» **What you are asked to do**: Copy out only those lines running from the line with "Convert this document image to plain text." to the end of the listing, keeping each one exactly as it is.

Dataset entries

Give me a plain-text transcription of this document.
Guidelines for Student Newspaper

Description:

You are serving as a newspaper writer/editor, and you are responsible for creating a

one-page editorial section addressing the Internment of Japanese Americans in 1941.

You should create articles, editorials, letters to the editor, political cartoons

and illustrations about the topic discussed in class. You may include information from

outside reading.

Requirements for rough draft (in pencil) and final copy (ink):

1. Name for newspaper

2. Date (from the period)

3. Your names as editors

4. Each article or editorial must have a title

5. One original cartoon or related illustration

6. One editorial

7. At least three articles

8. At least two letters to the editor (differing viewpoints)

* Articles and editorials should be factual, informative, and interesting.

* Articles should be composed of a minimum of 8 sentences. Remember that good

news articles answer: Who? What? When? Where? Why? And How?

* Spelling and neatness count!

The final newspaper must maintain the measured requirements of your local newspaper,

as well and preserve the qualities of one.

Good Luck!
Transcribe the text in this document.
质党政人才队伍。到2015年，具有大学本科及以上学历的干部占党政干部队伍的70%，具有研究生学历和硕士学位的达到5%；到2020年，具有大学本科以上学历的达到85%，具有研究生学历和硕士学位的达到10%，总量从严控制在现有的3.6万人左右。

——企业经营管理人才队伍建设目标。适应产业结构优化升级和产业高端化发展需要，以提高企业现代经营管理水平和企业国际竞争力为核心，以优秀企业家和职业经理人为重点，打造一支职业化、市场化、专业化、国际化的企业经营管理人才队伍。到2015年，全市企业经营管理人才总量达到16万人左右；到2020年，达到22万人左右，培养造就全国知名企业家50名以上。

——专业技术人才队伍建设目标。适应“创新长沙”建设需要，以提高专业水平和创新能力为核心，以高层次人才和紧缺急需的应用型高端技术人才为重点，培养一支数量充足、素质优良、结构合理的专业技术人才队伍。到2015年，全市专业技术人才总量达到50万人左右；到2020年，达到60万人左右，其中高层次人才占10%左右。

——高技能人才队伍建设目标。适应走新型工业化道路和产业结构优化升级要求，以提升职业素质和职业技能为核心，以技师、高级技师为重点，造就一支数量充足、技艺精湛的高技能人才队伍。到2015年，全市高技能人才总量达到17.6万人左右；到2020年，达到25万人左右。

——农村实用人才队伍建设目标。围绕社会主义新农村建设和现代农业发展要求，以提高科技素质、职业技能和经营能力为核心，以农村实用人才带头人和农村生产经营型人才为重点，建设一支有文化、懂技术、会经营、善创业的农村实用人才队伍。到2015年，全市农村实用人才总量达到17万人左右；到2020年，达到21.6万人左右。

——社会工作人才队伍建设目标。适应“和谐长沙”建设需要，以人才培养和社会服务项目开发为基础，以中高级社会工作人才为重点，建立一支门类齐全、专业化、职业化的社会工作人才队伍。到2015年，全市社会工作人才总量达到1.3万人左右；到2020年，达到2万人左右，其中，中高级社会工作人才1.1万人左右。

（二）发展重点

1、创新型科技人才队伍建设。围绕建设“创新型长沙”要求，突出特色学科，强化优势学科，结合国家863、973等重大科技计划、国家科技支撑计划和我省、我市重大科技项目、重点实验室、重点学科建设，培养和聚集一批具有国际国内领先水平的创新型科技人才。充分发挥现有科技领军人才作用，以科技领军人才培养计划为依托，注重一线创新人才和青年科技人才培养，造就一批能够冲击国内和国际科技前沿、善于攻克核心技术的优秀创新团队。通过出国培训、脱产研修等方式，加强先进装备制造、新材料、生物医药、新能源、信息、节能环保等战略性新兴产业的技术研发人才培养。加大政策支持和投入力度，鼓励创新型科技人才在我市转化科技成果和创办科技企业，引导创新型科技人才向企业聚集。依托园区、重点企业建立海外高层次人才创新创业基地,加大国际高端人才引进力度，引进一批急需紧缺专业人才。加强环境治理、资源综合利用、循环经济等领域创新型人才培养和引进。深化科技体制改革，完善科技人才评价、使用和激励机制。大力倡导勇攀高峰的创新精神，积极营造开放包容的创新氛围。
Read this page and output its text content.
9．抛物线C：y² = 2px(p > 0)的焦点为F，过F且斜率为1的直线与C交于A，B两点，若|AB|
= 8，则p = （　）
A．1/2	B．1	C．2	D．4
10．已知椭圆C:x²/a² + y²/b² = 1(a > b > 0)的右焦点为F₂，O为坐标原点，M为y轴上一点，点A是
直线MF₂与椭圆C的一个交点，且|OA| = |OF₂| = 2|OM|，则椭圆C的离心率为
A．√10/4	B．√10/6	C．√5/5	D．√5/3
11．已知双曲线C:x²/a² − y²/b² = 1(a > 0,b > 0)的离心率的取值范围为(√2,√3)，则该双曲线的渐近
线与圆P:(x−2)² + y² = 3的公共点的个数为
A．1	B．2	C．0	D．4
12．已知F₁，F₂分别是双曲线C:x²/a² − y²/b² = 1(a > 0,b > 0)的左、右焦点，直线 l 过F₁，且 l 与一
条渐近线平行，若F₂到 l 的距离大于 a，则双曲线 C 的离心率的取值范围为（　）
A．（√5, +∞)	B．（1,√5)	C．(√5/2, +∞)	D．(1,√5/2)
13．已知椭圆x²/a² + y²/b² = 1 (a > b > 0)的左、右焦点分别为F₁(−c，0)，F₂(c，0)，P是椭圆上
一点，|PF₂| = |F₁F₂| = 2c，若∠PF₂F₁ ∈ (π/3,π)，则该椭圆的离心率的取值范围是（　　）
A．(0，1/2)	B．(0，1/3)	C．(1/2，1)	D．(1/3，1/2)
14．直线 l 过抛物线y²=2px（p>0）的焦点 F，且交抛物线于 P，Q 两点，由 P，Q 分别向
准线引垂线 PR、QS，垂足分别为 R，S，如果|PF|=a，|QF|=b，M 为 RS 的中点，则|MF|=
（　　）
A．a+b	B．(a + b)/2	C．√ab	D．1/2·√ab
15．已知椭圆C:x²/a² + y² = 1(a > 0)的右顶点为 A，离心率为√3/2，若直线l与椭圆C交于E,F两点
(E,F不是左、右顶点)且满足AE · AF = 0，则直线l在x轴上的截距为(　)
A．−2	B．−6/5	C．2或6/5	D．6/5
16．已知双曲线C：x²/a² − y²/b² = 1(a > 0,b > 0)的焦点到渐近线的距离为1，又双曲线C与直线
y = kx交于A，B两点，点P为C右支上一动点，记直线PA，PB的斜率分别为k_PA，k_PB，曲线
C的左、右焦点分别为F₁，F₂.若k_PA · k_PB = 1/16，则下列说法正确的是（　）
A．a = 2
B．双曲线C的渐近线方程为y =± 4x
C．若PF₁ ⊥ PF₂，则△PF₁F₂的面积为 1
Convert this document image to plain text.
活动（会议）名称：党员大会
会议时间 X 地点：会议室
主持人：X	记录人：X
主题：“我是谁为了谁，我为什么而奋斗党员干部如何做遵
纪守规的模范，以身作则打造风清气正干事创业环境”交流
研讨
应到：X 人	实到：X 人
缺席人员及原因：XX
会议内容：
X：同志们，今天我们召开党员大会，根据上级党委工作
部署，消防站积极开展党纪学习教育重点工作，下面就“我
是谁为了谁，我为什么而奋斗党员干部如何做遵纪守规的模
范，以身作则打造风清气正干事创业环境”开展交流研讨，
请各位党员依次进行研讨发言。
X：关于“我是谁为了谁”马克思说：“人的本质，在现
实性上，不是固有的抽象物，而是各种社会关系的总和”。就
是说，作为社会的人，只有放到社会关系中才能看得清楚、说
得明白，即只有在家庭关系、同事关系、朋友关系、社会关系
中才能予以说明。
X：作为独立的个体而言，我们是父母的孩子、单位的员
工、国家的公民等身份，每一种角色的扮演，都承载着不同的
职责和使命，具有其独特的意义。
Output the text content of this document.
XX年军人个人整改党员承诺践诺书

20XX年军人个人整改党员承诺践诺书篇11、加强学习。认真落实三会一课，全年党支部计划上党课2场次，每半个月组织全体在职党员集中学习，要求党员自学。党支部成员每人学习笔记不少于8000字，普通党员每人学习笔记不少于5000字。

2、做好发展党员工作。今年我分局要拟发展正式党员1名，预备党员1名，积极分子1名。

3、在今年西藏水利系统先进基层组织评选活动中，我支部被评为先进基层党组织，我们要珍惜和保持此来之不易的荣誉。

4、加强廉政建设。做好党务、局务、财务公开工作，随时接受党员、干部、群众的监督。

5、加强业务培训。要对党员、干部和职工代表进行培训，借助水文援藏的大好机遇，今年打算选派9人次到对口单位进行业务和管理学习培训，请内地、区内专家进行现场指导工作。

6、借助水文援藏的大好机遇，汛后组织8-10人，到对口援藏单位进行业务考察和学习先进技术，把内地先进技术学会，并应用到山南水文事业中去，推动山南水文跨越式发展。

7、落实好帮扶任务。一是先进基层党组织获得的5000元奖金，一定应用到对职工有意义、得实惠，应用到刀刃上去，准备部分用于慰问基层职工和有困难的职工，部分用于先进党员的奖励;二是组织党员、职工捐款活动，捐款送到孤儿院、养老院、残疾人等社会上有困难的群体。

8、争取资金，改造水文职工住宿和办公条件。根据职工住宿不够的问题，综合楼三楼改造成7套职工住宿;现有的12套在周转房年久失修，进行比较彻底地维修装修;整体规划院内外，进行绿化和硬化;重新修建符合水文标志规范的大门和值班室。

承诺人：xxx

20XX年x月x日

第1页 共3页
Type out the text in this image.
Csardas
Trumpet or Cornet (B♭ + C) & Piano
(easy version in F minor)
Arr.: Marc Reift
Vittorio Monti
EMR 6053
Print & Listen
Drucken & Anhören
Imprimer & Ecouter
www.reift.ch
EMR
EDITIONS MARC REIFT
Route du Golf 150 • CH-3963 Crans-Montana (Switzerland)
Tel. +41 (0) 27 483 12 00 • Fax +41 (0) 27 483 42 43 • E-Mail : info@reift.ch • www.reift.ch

» **Answer to this task**:
Convert this document image to plain text.
活动（会议）名称：党员大会
会议时间 X 地点：会议室
主持人：X	记录人：X
主题：“我是谁为了谁，我为什么而奋斗党员干部如何做遵
纪守规的模范，以身作则打造风清气正干事创业环境”交流
研讨
应到：X 人	实到：X 人
缺席人员及原因：XX
会议内容：
X：同志们，今天我们召开党员大会，根据上级党委工作
部署，消防站积极开展党纪学习教育重点工作，下面就“我
是谁为了谁，我为什么而奋斗党员干部如何做遵纪守规的模
范，以身作则打造风清气正干事创业环境”开展交流研讨，
请各位党员依次进行研讨发言。
X：关于“我是谁为了谁”马克思说：“人的本质，在现
实性上，不是固有的抽象物，而是各种社会关系的总和”。就
是说，作为社会的人，只有放到社会关系中才能看得清楚、说
得明白，即只有在家庭关系、同事关系、朋友关系、社会关系
中才能予以说明。
X：作为独立的个体而言，我们是父母的孩子、单位的员
工、国家的公民等身份，每一种角色的扮演，都承载着不同的
职责和使命，具有其独特的意义。
Output the text content of this document.
XX年军人个人整改党员承诺践诺书

20XX年军人个人整改党员承诺践诺书篇11、加强学习。认真落实三会一课，全年党支部计划上党课2场次，每半个月组织全体在职党员集中学习，要求党员自学。党支部成员每人学习笔记不少于8000字，普通党员每人学习笔记不少于5000字。

2、做好发展党员工作。今年我分局要拟发展正式党员1名，预备党员1名，积极分子1名。

3、在今年西藏水利系统先进基层组织评选活动中，我支部被评为先进基层党组织，我们要珍惜和保持此来之不易的荣誉。

4、加强廉政建设。做好党务、局务、财务公开工作，随时接受党员、干部、群众的监督。

5、加强业务培训。要对党员、干部和职工代表进行培训，借助水文援藏的大好机遇，今年打算选派9人次到对口单位进行业务和管理学习培训，请内地、区内专家进行现场指导工作。

6、借助水文援藏的大好机遇，汛后组织8-10人，到对口援藏单位进行业务考察和学习先进技术，把内地先进技术学会，并应用到山南水文事业中去，推动山南水文跨越式发展。

7、落实好帮扶任务。一是先进基层党组织获得的5000元奖金，一定应用到对职工有意义、得实惠，应用到刀刃上去，准备部分用于慰问基层职工和有困难的职工，部分用于先进党员的奖励;二是组织党员、职工捐款活动，捐款送到孤儿院、养老院、残疾人等社会上有困难的群体。

8、争取资金，改造水文职工住宿和办公条件。根据职工住宿不够的问题，综合楼三楼改造成7套职工住宿;现有的12套在周转房年久失修，进行比较彻底地维修装修;整体规划院内外，进行绿化和硬化;重新修建符合水文标志规范的大门和值班室。

承诺人：xxx

20XX年x月x日

第1页 共3页
Type out the text in this image.
Csardas
Trumpet or Cornet (B♭ + C) & Piano
(easy version in F minor)
Arr.: Marc Reift
Vittorio Monti
EMR 6053
Print & Listen
Drucken & Anhören
Imprimer & Ecouter
www.reift.ch
EMR
EDITIONS MARC REIFT
Route du Golf 150 • CH-3963 Crans-Montana (Switzerland)
Tel. +41 (0) 27 483 12 00 • Fax +41 (0) 27 483 42 43 • E-Mail : info@reift.ch • www.reift.ch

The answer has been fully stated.